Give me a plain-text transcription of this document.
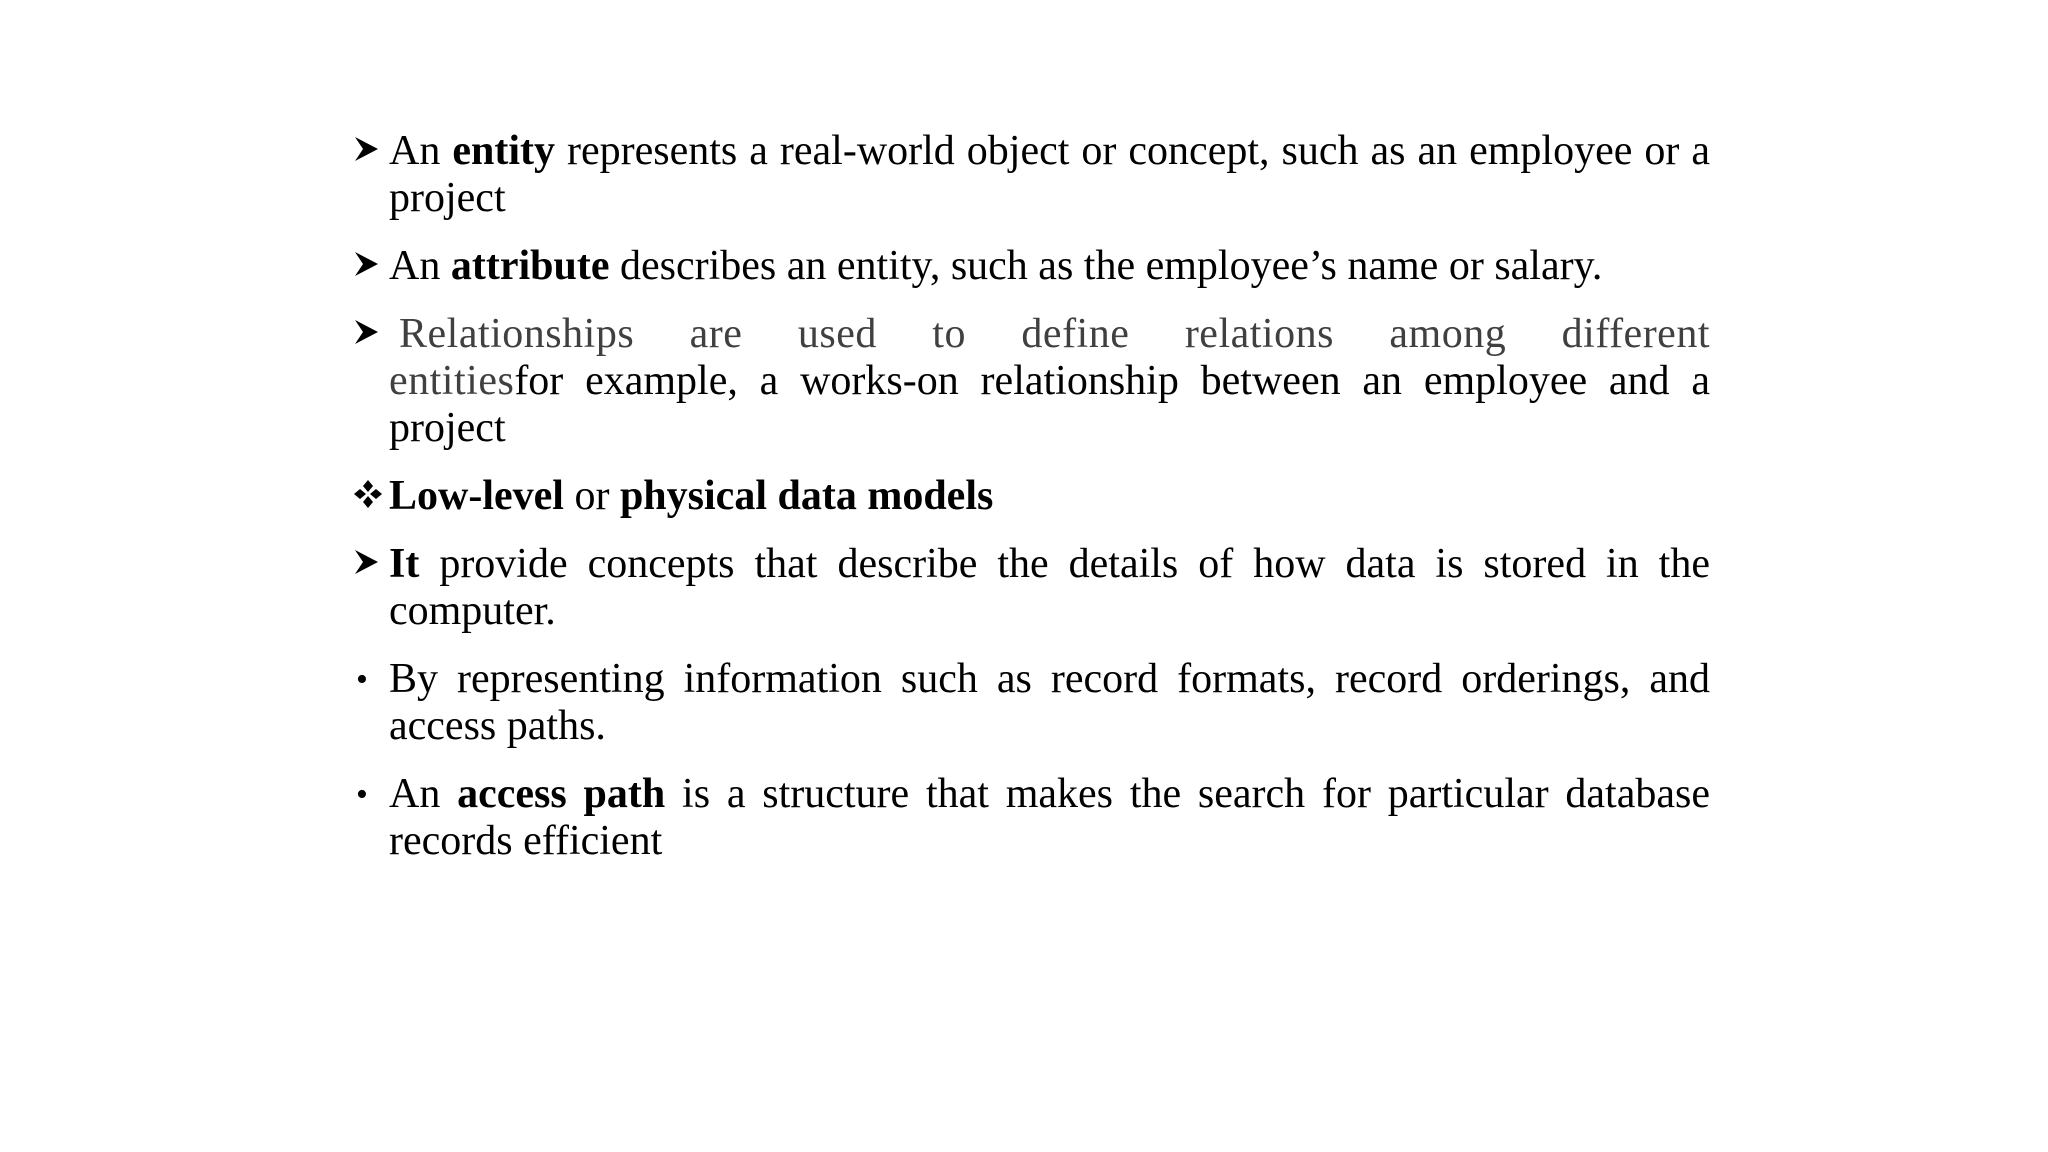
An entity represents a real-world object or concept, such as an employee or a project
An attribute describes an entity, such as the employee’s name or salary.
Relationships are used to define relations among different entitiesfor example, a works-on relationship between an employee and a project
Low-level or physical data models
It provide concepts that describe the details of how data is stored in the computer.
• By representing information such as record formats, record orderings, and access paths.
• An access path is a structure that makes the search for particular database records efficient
:::
§ **Problem description**: Scan the records above for the string "access", then report every line that contains it.

§ **Response to the task**:
• By representing information such as record formats, record orderings, and access paths.
• An access path is a structure that makes the search for particular database records efficient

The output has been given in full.